_JOB_
Examine the records and identify each line that includes the string "Gemini". Copy those lines.

[Extracted data entries]
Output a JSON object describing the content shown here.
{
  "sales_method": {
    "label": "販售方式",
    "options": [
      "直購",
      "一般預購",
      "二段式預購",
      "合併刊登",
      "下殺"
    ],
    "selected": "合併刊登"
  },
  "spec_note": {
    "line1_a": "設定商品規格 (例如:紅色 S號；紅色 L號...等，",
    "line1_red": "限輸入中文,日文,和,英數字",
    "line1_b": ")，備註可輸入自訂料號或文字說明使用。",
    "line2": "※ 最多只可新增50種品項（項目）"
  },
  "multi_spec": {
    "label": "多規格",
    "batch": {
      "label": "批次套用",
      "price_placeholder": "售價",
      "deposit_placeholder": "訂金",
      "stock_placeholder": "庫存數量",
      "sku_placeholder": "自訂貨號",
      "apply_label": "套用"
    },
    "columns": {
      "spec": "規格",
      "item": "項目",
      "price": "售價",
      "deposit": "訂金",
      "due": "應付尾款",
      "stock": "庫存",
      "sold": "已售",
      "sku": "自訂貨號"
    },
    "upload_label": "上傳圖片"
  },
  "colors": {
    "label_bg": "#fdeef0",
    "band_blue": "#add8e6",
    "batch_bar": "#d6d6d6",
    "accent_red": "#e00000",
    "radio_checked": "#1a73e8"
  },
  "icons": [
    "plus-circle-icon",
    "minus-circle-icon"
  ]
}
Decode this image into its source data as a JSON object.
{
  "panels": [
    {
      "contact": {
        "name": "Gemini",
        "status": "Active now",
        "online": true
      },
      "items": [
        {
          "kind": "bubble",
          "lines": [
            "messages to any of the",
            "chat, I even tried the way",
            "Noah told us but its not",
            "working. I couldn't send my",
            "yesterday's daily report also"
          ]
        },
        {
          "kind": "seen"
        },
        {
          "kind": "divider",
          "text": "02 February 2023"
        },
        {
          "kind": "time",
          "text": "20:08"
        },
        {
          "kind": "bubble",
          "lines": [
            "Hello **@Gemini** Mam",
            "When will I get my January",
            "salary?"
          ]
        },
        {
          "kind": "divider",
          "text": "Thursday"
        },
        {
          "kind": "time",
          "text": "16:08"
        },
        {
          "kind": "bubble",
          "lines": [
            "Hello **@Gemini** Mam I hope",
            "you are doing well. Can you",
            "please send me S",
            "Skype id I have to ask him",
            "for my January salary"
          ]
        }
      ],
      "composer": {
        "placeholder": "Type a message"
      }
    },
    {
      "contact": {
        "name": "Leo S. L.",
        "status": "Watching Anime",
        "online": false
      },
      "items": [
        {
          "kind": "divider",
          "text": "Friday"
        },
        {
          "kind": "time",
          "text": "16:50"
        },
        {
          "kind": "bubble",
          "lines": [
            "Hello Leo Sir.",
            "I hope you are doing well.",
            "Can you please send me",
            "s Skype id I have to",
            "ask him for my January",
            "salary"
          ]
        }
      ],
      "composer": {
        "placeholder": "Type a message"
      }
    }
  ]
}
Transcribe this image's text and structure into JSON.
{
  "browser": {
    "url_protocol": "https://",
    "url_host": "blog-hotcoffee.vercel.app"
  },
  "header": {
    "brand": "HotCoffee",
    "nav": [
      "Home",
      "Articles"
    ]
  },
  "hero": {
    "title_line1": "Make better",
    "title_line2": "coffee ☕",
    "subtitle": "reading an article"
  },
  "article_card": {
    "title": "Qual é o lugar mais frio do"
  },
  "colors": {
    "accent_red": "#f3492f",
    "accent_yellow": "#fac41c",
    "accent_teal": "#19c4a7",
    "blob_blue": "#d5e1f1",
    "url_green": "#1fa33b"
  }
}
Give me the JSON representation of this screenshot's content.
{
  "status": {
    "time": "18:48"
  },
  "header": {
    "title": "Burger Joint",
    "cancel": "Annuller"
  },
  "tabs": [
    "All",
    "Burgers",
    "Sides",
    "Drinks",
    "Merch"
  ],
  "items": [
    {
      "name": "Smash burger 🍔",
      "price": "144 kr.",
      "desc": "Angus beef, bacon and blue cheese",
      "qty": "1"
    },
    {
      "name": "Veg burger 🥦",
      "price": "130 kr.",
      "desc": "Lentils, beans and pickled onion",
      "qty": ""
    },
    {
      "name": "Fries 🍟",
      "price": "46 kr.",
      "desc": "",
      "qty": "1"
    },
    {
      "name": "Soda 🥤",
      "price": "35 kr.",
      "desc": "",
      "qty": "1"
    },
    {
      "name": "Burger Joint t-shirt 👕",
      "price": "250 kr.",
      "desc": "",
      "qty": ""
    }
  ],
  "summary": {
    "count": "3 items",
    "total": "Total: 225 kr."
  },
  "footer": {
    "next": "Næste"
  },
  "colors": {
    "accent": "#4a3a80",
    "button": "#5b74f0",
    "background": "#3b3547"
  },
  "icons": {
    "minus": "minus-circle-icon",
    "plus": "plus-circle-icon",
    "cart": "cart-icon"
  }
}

_TASK SOLUTION_
        "name": "Gemini",
            "Hello **@Gemini** Mam",
            "Hello **@Gemini** Mam I hope",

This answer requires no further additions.